[start of Data for the task]

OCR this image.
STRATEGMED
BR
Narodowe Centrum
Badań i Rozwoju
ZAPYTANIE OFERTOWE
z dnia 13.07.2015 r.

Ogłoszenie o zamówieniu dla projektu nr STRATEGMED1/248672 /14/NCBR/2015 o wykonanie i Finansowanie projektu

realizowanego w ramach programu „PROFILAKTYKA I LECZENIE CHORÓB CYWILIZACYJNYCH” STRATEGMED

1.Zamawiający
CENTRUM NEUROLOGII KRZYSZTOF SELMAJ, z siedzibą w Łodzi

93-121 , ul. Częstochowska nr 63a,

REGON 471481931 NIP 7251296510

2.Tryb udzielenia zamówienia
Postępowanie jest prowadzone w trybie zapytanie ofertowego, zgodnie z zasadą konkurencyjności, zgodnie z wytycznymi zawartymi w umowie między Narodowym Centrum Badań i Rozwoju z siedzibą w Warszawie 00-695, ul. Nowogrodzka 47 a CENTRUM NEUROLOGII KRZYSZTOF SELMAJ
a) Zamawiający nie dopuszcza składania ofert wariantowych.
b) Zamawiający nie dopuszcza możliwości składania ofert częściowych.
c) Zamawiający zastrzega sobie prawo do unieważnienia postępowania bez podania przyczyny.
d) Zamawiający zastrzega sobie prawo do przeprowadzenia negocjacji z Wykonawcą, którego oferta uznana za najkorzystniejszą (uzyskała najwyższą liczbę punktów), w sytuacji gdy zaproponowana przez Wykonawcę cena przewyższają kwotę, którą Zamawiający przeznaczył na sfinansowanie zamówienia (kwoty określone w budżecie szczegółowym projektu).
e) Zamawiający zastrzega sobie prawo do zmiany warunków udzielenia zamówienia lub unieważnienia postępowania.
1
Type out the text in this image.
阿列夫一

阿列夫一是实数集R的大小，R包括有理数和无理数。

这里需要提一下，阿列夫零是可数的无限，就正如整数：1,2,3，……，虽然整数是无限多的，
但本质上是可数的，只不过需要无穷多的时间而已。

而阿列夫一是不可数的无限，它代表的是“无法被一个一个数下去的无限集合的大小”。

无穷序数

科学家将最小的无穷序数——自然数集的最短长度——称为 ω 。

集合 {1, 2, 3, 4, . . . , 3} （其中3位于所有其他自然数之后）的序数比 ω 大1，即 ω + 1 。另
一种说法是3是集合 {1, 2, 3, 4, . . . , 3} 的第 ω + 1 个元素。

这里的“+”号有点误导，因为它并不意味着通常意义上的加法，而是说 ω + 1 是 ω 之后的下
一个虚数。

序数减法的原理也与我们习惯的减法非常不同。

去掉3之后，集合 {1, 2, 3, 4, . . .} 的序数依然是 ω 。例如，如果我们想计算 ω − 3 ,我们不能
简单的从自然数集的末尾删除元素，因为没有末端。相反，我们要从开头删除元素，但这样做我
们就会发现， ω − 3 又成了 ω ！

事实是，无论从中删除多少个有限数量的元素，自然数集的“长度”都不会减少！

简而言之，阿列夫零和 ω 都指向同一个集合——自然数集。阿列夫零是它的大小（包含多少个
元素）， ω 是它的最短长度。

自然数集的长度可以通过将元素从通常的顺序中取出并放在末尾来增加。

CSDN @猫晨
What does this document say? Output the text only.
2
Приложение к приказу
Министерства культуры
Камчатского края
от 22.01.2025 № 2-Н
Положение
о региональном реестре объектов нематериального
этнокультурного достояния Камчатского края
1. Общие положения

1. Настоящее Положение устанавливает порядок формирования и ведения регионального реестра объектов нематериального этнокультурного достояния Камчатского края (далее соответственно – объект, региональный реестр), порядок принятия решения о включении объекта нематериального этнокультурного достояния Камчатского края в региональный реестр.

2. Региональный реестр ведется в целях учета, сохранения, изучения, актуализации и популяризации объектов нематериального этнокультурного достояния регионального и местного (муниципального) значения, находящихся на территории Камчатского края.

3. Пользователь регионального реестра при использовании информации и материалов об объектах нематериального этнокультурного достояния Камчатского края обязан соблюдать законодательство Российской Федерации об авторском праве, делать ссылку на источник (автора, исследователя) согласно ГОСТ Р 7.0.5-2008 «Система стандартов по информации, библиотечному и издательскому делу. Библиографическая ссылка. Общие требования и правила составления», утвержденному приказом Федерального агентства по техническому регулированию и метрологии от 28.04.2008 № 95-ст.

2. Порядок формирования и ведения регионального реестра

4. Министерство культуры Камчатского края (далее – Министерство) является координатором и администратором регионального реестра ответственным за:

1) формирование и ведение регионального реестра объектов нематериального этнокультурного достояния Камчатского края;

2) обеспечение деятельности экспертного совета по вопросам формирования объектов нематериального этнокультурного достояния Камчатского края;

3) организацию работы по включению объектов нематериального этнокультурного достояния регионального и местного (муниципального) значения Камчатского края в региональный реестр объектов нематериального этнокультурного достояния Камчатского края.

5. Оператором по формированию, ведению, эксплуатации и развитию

[end of Data for the task]

Exercise details:
Restate the records, all of them, precisely as written.

Answer for this exercise:
OCR this image.
STRATEGMED
BR
Narodowe Centrum
Badań i Rozwoju
ZAPYTANIE OFERTOWE
z dnia 13.07.2015 r.

Ogłoszenie o zamówieniu dla projektu nr STRATEGMED1/248672 /14/NCBR/2015 o wykonanie i Finansowanie projektu

realizowanego w ramach programu „PROFILAKTYKA I LECZENIE CHORÓB CYWILIZACYJNYCH” STRATEGMED

1.Zamawiający
CENTRUM NEUROLOGII KRZYSZTOF SELMAJ, z siedzibą w Łodzi

93-121 , ul. Częstochowska nr 63a,

REGON 471481931 NIP 7251296510

2.Tryb udzielenia zamówienia
Postępowanie jest prowadzone w trybie zapytanie ofertowego, zgodnie z zasadą konkurencyjności, zgodnie z wytycznymi zawartymi w umowie między Narodowym Centrum Badań i Rozwoju z siedzibą w Warszawie 00-695, ul. Nowogrodzka 47 a CENTRUM NEUROLOGII KRZYSZTOF SELMAJ
a) Zamawiający nie dopuszcza składania ofert wariantowych.
b) Zamawiający nie dopuszcza możliwości składania ofert częściowych.
c) Zamawiający zastrzega sobie prawo do unieważnienia postępowania bez podania przyczyny.
d) Zamawiający zastrzega sobie prawo do przeprowadzenia negocjacji z Wykonawcą, którego oferta uznana za najkorzystniejszą (uzyskała najwyższą liczbę punktów), w sytuacji gdy zaproponowana przez Wykonawcę cena przewyższają kwotę, którą Zamawiający przeznaczył na sfinansowanie zamówienia (kwoty określone w budżecie szczegółowym projektu).
e) Zamawiający zastrzega sobie prawo do zmiany warunków udzielenia zamówienia lub unieważnienia postępowania.
1
Type out the text in this image.
阿列夫一

阿列夫一是实数集R的大小，R包括有理数和无理数。

这里需要提一下，阿列夫零是可数的无限，就正如整数：1,2,3，……，虽然整数是无限多的，
但本质上是可数的，只不过需要无穷多的时间而已。

而阿列夫一是不可数的无限，它代表的是“无法被一个一个数下去的无限集合的大小”。

无穷序数

科学家将最小的无穷序数——自然数集的最短长度——称为 ω 。

集合 {1, 2, 3, 4, . . . , 3} （其中3位于所有其他自然数之后）的序数比 ω 大1，即 ω + 1 。另
一种说法是3是集合 {1, 2, 3, 4, . . . , 3} 的第 ω + 1 个元素。

这里的“+”号有点误导，因为它并不意味着通常意义上的加法，而是说 ω + 1 是 ω 之后的下
一个虚数。

序数减法的原理也与我们习惯的减法非常不同。

去掉3之后，集合 {1, 2, 3, 4, . . .} 的序数依然是 ω 。例如，如果我们想计算 ω − 3 ,我们不能
简单的从自然数集的末尾删除元素，因为没有末端。相反，我们要从开头删除元素，但这样做我
们就会发现， ω − 3 又成了 ω ！

事实是，无论从中删除多少个有限数量的元素，自然数集的“长度”都不会减少！

简而言之，阿列夫零和 ω 都指向同一个集合——自然数集。阿列夫零是它的大小（包含多少个
元素）， ω 是它的最短长度。

自然数集的长度可以通过将元素从通常的顺序中取出并放在末尾来增加。

CSDN @猫晨
What does this document say? Output the text only.
2
Приложение к приказу
Министерства культуры
Камчатского края
от 22.01.2025 № 2-Н
Положение
о региональном реестре объектов нематериального
этнокультурного достояния Камчатского края
1. Общие положения

1. Настоящее Положение устанавливает порядок формирования и ведения регионального реестра объектов нематериального этнокультурного достояния Камчатского края (далее соответственно – объект, региональный реестр), порядок принятия решения о включении объекта нематериального этнокультурного достояния Камчатского края в региональный реестр.

2. Региональный реестр ведется в целях учета, сохранения, изучения, актуализации и популяризации объектов нематериального этнокультурного достояния регионального и местного (муниципального) значения, находящихся на территории Камчатского края.

3. Пользователь регионального реестра при использовании информации и материалов об объектах нематериального этнокультурного достояния Камчатского края обязан соблюдать законодательство Российской Федерации об авторском праве, делать ссылку на источник (автора, исследователя) согласно ГОСТ Р 7.0.5-2008 «Система стандартов по информации, библиотечному и издательскому делу. Библиографическая ссылка. Общие требования и правила составления», утвержденному приказом Федерального агентства по техническому регулированию и метрологии от 28.04.2008 № 95-ст.

2. Порядок формирования и ведения регионального реестра

4. Министерство культуры Камчатского края (далее – Министерство) является координатором и администратором регионального реестра ответственным за:

1) формирование и ведение регионального реестра объектов нематериального этнокультурного достояния Камчатского края;

2) обеспечение деятельности экспертного совета по вопросам формирования объектов нематериального этнокультурного достояния Камчатского края;

3) организацию работы по включению объектов нематериального этнокультурного достояния регионального и местного (муниципального) значения Камчатского края в региональный реестр объектов нематериального этнокультурного достояния Камчатского края.

5. Оператором по формированию, ведению, эксплуатации и развитию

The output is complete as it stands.